PROBLEM TO SOLVE: In the entries below, the word "dose" appears on some lines. Copy each of those lines.

Excerpts from a dataset:
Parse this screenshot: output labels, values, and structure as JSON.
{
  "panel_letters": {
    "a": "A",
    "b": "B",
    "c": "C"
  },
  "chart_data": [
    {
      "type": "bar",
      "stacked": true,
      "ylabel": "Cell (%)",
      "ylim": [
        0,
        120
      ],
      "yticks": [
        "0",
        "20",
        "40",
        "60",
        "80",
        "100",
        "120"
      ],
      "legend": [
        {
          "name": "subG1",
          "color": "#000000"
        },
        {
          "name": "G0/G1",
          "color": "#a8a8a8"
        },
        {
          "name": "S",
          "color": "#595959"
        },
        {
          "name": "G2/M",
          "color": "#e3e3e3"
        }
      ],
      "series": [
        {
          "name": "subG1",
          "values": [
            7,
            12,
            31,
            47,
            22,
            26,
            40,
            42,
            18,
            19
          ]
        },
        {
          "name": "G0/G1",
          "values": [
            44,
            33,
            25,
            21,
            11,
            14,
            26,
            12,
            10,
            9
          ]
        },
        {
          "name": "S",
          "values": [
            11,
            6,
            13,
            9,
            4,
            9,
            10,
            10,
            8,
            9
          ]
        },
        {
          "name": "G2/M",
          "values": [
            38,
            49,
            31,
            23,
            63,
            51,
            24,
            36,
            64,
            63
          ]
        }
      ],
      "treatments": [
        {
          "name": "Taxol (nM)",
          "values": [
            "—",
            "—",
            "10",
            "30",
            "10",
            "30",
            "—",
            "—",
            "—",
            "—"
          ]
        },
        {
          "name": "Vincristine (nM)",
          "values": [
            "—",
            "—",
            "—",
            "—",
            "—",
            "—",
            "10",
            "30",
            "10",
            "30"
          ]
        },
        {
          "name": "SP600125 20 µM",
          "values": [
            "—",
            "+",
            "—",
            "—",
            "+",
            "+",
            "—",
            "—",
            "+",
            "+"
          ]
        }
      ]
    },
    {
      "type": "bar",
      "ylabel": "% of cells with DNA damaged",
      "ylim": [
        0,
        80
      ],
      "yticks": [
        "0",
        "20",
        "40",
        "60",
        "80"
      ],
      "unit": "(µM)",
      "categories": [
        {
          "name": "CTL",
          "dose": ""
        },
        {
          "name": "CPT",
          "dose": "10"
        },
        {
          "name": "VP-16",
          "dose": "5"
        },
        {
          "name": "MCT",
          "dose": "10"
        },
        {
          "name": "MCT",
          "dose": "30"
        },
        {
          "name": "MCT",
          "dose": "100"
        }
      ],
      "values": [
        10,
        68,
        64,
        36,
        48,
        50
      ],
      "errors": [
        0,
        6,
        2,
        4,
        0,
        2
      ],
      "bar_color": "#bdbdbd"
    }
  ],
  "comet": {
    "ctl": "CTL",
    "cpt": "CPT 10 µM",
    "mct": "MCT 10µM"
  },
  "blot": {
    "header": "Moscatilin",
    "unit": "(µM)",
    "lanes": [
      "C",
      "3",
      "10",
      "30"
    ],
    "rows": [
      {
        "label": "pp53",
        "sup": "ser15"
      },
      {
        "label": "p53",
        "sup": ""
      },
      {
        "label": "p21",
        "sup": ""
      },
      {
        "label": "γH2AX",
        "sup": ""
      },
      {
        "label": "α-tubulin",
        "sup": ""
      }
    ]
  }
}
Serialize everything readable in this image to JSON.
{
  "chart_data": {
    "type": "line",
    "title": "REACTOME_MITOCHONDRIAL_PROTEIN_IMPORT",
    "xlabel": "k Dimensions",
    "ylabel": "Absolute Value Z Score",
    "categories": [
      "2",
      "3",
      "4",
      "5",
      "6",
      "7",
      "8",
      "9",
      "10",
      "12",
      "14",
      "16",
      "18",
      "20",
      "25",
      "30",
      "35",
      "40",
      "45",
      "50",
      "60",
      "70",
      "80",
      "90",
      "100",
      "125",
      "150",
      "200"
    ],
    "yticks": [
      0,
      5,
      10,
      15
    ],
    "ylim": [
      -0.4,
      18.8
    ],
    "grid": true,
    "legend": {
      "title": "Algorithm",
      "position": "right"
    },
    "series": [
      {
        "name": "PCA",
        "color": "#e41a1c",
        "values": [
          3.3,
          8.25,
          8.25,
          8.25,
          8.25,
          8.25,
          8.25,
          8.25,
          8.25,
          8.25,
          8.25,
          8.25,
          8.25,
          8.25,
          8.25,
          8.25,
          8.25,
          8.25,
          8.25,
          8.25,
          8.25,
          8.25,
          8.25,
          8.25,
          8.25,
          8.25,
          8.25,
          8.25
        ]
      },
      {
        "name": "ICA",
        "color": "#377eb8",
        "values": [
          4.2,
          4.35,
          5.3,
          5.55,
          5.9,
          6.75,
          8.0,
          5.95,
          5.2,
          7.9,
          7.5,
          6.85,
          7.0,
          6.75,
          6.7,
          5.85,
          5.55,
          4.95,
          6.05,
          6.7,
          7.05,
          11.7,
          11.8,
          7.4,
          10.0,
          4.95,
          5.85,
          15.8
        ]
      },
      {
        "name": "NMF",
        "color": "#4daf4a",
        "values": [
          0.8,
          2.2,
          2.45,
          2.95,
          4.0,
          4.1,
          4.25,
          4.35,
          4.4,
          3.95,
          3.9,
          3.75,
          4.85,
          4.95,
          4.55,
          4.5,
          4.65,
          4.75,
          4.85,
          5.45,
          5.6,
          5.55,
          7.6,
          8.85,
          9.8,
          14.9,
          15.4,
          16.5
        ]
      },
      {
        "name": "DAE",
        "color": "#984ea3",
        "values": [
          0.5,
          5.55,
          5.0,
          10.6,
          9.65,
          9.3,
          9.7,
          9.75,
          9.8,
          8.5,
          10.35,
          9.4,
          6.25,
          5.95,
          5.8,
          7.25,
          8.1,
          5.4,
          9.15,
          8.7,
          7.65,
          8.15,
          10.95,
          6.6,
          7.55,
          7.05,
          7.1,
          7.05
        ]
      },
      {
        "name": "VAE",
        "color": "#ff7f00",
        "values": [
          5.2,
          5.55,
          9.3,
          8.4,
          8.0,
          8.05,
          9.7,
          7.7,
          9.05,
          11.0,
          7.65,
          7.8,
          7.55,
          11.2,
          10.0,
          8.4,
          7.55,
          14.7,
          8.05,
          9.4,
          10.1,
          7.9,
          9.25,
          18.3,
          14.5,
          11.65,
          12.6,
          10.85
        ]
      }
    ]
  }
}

RESPONSE FOR THIS EXERCISE:
          "dose": ""
          "dose": "10"
          "dose": "5"
          "dose": "10"
          "dose": "30"
          "dose": "100"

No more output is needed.